TASK OBJECTIVE:
Count, in the entries, the lines with "Trail". Answer with the number only.

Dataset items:
::::
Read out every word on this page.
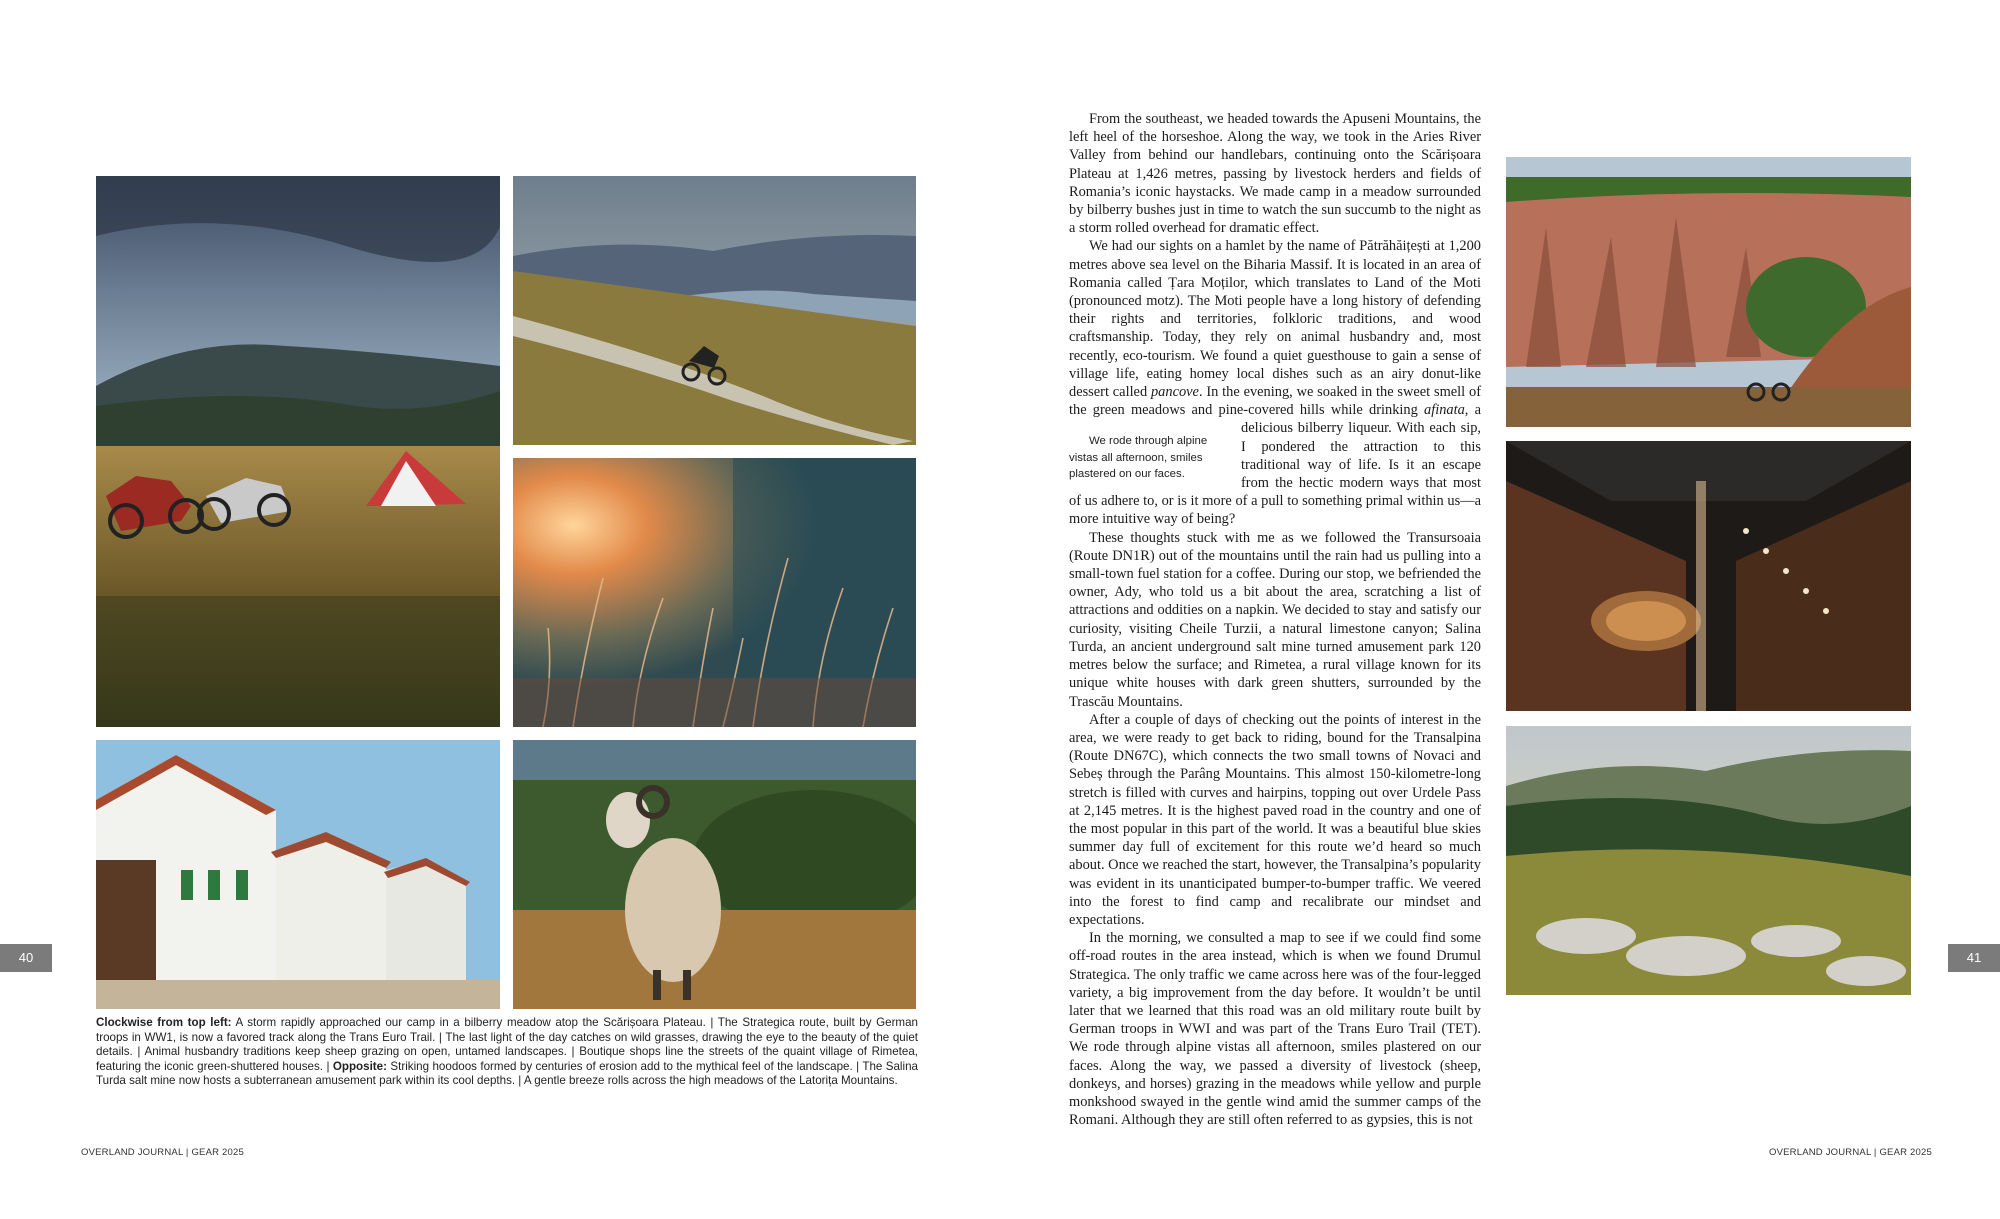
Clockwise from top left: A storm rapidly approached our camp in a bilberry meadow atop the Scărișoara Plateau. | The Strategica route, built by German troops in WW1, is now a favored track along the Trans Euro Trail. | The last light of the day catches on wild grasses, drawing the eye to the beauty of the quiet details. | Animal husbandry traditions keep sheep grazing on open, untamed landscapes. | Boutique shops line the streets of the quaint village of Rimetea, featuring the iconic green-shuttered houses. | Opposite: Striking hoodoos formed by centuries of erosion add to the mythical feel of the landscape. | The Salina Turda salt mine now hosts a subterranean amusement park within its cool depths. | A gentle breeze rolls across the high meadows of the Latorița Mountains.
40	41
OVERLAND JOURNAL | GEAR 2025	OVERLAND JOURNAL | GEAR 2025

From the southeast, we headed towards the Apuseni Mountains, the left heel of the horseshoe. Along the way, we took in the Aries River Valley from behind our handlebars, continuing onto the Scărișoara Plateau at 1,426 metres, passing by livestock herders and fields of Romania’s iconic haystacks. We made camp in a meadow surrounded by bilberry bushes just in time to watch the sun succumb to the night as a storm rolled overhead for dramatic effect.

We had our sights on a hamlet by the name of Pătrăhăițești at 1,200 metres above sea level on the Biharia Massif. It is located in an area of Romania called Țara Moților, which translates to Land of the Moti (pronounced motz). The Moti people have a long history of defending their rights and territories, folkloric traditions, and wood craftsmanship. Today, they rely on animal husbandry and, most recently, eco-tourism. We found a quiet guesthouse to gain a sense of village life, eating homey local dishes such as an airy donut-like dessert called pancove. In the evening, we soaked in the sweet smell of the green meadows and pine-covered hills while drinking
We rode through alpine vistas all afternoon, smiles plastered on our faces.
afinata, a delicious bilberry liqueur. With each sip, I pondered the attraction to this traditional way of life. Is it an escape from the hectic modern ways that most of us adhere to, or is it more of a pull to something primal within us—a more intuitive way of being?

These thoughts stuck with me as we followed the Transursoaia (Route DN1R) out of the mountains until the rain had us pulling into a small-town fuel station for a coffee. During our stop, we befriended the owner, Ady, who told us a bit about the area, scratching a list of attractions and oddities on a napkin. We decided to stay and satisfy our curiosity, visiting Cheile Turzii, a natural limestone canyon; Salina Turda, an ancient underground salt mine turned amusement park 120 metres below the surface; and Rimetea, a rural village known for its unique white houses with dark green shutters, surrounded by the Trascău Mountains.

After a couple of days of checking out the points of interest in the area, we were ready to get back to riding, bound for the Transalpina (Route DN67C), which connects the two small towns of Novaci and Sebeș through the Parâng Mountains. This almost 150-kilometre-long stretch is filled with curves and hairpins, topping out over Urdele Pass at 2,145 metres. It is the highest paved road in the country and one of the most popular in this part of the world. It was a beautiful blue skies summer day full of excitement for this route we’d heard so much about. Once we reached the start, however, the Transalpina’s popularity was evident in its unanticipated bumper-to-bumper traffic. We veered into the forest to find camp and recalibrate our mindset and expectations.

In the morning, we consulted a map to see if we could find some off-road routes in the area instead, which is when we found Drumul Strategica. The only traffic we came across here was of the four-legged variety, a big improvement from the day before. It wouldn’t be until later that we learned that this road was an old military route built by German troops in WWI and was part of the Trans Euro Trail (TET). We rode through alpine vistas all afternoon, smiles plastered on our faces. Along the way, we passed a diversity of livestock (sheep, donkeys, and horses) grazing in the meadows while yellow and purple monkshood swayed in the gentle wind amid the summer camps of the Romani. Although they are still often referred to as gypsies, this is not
::::
RESPONSE TO THE EXERCISE:
2